=== Requirement ===
Using the records provided below, locate and copy each line that contains the word "ylabel".

··· Supplied records

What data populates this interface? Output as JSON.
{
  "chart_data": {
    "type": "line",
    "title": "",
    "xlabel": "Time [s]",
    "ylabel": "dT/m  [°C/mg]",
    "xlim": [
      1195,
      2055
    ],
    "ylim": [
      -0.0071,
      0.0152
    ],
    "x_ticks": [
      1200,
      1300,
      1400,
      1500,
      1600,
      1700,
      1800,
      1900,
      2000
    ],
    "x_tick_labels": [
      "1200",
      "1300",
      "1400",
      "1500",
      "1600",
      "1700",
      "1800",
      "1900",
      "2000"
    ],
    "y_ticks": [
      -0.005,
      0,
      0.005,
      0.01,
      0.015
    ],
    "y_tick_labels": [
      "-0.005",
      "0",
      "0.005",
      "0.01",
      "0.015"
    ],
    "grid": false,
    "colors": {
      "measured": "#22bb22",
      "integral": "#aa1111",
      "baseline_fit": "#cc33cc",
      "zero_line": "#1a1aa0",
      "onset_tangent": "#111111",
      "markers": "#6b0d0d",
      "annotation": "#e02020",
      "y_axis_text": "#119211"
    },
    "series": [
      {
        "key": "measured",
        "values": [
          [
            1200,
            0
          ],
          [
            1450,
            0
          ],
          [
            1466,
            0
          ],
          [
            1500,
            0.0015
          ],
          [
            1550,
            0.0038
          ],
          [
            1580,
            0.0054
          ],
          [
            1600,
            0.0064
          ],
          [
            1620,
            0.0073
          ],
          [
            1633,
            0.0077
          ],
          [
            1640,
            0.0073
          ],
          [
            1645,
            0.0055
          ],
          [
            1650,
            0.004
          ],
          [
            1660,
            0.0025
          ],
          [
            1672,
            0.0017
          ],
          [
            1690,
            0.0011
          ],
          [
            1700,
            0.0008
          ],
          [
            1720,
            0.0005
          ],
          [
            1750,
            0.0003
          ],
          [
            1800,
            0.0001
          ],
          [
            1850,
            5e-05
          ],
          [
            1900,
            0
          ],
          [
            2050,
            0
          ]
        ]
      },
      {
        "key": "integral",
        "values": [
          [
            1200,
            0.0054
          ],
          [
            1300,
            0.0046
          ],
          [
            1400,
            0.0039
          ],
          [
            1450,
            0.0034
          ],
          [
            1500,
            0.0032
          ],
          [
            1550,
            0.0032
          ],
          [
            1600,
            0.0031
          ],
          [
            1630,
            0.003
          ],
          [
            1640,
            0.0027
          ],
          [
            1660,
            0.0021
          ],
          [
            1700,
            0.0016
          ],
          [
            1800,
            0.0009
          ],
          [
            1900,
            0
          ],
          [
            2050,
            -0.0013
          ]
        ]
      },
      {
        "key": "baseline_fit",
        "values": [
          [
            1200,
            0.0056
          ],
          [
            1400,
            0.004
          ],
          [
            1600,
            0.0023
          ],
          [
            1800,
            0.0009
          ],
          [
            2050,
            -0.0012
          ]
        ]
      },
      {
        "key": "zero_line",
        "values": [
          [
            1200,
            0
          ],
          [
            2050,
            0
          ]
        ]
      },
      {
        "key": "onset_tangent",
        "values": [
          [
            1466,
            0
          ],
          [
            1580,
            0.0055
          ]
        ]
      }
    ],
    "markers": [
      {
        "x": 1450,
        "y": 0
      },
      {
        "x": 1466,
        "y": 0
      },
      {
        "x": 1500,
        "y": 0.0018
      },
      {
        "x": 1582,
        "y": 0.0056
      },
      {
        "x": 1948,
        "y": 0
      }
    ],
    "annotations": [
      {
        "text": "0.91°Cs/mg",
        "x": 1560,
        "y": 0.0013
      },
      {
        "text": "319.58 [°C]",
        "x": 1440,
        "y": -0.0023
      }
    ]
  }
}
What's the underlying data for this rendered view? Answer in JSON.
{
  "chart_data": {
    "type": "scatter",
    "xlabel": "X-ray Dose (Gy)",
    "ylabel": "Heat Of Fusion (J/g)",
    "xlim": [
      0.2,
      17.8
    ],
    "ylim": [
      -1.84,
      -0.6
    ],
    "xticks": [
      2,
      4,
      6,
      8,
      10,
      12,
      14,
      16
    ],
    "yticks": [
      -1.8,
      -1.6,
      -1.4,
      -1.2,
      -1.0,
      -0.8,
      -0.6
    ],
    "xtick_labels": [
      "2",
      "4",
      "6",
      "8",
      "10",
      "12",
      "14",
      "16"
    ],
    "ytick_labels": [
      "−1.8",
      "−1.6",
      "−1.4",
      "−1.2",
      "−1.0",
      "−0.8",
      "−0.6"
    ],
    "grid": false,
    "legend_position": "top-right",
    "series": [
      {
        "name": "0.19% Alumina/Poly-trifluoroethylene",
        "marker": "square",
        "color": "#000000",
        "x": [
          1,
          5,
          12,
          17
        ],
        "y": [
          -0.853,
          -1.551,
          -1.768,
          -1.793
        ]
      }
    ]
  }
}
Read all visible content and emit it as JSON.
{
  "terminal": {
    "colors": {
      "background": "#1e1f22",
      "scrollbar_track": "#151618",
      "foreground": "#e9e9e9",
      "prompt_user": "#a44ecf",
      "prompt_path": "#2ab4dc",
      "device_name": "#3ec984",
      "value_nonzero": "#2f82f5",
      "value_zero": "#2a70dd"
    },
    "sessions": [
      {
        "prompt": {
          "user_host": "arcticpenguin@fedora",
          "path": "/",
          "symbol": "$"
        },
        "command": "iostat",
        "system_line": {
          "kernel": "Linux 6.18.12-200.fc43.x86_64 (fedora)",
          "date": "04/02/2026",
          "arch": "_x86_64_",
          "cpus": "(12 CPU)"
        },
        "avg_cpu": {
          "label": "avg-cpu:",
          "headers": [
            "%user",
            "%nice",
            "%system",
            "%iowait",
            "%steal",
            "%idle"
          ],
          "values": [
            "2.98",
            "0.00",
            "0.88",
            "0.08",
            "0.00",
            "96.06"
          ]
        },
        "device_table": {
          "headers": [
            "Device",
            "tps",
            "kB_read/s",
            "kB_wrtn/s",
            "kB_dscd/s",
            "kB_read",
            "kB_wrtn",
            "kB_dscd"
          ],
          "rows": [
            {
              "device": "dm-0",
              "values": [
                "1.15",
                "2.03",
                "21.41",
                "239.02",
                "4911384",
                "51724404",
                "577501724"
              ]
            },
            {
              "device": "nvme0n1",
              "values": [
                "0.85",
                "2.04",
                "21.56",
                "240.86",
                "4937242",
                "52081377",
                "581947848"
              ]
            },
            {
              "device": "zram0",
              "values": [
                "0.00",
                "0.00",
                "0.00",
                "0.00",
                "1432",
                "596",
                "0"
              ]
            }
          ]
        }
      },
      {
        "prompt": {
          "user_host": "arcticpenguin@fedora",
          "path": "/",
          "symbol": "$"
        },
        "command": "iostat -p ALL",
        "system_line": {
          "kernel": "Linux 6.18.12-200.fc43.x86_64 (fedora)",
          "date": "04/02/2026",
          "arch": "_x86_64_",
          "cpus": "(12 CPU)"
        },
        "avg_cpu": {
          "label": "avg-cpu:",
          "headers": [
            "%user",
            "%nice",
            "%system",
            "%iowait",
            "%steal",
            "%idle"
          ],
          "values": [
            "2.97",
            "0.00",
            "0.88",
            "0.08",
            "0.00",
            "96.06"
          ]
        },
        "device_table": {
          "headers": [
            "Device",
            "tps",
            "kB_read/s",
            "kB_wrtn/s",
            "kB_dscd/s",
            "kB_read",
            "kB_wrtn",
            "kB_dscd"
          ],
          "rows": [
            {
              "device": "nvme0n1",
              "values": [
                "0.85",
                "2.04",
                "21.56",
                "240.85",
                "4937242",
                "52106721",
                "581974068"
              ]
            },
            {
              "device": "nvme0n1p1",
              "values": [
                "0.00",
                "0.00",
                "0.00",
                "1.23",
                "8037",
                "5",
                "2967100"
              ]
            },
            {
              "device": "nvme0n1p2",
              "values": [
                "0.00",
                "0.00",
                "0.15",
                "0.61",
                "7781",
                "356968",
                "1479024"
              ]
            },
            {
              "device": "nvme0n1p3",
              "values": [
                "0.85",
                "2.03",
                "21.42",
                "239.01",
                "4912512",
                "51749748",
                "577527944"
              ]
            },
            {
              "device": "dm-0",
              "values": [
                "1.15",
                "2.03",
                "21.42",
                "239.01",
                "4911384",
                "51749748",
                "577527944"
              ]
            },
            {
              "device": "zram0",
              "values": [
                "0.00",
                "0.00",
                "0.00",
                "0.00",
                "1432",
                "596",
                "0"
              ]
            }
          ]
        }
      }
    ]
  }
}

······

=== Solution to this exercise ===
    "ylabel": "dT/m  [°C/mg]",
    "ylabel": "Heat Of Fusion (J/g)",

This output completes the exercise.